━━━ Provided information ━━━
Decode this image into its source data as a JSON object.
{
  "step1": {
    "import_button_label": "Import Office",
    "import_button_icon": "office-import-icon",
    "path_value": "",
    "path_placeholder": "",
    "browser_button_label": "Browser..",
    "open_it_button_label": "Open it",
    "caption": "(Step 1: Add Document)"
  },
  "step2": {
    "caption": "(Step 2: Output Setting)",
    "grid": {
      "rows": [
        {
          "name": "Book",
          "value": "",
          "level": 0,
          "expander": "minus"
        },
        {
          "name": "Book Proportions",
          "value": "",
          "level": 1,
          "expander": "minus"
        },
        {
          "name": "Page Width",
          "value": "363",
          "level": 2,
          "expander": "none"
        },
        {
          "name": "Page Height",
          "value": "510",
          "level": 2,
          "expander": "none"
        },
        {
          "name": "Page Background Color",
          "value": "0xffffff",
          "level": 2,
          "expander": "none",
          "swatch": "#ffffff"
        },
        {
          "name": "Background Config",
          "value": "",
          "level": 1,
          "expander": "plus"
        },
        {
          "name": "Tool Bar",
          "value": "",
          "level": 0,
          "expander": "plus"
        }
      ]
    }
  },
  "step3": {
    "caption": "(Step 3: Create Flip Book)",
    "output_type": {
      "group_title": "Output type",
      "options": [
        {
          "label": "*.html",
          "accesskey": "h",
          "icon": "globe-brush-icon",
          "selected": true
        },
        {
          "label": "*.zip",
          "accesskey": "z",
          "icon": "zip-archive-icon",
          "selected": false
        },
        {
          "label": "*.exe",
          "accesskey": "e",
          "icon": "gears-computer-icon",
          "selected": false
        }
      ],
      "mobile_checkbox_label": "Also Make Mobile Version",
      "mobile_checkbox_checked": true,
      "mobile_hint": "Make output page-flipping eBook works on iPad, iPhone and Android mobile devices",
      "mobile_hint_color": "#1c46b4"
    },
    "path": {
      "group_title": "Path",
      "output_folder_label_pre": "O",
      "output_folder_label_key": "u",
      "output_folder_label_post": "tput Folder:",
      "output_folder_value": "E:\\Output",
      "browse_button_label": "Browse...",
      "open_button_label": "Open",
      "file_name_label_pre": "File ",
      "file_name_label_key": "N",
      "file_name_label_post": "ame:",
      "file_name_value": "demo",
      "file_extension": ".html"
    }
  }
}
━━━
━━━ Provided information ━━━
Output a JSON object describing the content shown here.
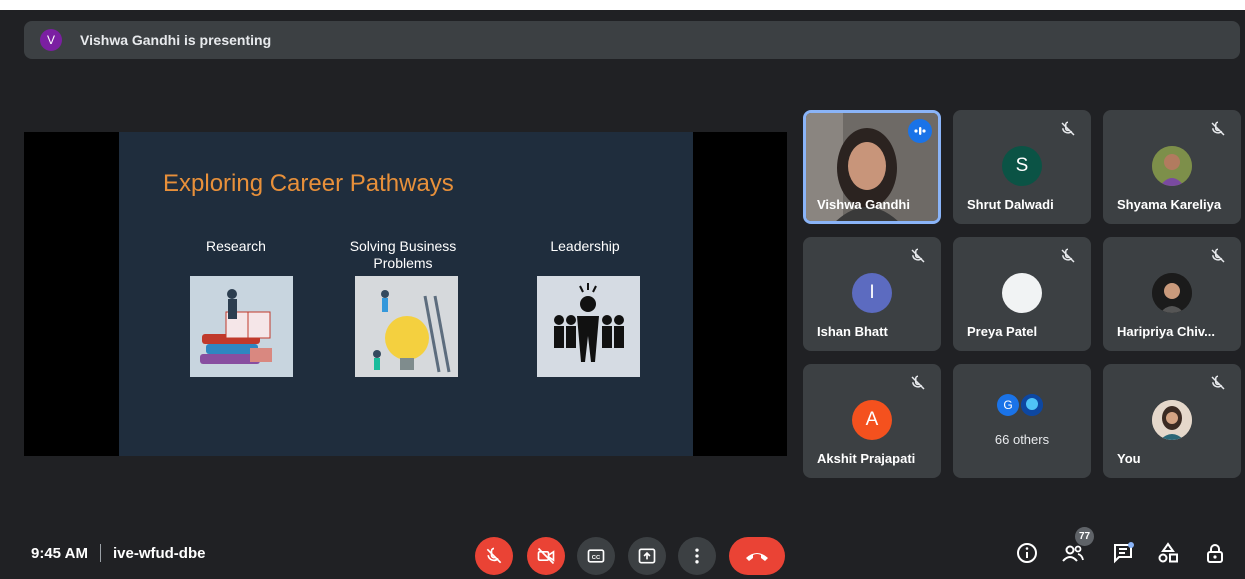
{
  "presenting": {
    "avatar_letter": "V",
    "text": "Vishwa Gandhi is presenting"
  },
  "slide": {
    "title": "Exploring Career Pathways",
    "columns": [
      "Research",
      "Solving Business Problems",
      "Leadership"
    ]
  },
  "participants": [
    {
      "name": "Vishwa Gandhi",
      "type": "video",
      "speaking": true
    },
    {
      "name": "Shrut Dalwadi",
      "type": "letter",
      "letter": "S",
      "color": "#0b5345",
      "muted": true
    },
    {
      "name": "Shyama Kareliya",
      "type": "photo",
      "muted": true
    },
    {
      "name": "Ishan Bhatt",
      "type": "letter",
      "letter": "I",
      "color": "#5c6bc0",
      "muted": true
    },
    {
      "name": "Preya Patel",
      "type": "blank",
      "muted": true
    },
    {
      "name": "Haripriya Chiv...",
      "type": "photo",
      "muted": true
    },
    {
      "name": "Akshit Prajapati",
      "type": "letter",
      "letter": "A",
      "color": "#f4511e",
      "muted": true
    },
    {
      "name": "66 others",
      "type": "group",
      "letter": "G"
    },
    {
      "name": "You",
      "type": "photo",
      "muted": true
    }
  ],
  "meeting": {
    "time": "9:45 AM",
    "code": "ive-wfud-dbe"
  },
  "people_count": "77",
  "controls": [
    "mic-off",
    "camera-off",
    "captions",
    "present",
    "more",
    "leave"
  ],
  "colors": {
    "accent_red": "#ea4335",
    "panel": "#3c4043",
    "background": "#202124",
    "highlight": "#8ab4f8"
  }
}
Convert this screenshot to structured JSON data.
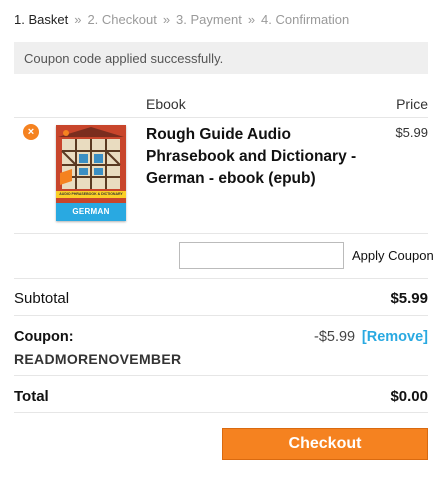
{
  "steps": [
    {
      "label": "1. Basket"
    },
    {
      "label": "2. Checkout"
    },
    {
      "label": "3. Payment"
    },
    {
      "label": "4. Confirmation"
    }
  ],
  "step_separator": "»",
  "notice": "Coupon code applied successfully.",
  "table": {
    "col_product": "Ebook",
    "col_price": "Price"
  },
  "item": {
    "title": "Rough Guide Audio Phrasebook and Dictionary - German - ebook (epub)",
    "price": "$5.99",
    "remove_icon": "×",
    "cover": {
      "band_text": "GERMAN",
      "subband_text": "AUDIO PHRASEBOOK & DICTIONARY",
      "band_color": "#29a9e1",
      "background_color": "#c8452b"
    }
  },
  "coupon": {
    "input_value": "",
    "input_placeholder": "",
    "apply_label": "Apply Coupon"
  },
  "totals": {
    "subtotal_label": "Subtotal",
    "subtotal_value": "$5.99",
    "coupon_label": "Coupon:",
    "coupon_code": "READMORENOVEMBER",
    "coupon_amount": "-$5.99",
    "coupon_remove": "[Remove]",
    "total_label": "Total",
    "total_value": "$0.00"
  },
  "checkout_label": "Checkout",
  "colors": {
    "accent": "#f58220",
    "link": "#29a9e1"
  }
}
━━━
━━━ Provided information ━━━
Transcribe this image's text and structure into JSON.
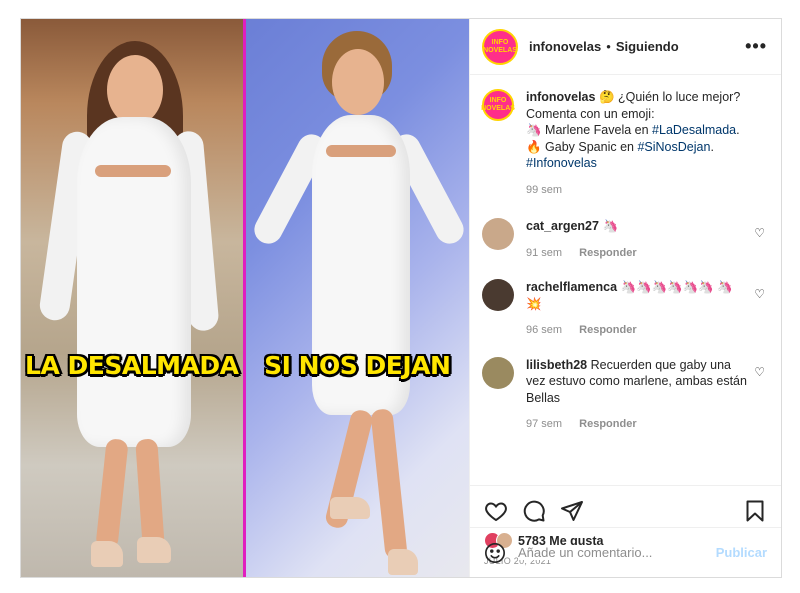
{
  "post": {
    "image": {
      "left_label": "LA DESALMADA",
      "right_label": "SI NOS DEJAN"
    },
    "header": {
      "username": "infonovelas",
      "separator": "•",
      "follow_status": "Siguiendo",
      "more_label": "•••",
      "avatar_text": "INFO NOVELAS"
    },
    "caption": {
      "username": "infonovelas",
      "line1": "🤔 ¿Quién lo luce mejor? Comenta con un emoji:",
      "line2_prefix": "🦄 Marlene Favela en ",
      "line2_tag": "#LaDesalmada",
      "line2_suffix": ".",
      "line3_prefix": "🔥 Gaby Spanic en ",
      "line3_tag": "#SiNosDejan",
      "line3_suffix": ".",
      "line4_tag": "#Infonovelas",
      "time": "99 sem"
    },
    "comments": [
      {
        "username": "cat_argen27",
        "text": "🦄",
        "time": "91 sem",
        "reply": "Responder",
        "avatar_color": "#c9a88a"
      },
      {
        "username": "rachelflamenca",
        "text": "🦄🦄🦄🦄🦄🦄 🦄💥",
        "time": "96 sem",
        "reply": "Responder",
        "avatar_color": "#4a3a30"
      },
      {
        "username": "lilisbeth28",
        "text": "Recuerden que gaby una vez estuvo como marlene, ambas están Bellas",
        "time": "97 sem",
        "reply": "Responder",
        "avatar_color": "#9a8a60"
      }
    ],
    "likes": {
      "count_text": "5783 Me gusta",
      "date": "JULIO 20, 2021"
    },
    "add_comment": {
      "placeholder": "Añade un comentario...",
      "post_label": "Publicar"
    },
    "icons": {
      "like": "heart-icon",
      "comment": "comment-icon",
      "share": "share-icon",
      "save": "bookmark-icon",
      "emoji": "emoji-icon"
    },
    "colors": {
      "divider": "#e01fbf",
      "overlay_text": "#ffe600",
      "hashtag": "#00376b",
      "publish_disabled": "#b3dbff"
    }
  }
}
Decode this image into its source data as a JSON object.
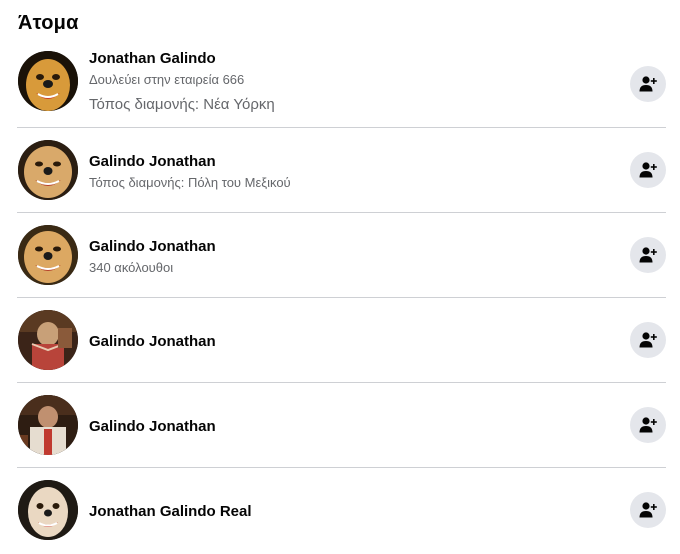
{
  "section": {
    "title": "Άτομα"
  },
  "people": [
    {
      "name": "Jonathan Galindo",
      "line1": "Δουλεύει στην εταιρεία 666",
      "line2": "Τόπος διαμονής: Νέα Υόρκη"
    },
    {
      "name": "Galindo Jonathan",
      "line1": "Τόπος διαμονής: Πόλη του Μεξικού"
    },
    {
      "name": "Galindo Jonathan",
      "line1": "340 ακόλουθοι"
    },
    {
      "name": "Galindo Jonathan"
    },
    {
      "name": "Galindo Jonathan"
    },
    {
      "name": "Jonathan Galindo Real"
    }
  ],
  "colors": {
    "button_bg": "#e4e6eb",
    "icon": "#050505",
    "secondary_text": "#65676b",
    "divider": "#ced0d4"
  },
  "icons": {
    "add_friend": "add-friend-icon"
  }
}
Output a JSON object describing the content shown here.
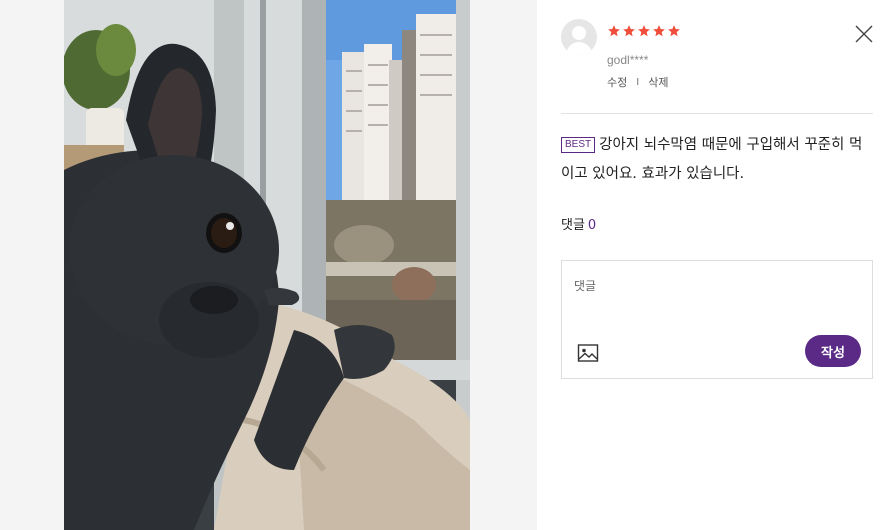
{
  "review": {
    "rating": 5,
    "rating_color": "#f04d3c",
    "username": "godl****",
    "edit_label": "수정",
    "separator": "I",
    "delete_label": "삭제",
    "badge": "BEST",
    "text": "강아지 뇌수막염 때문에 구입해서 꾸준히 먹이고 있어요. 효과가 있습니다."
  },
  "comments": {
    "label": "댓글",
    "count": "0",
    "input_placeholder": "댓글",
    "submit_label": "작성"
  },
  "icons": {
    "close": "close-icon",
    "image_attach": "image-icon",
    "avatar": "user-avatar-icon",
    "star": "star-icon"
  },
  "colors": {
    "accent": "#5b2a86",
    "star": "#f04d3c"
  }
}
━━━
• [Directive] In the records shown above, how many lines include the word "Τόπος"? Answer with the number only.

• [Correct result] 2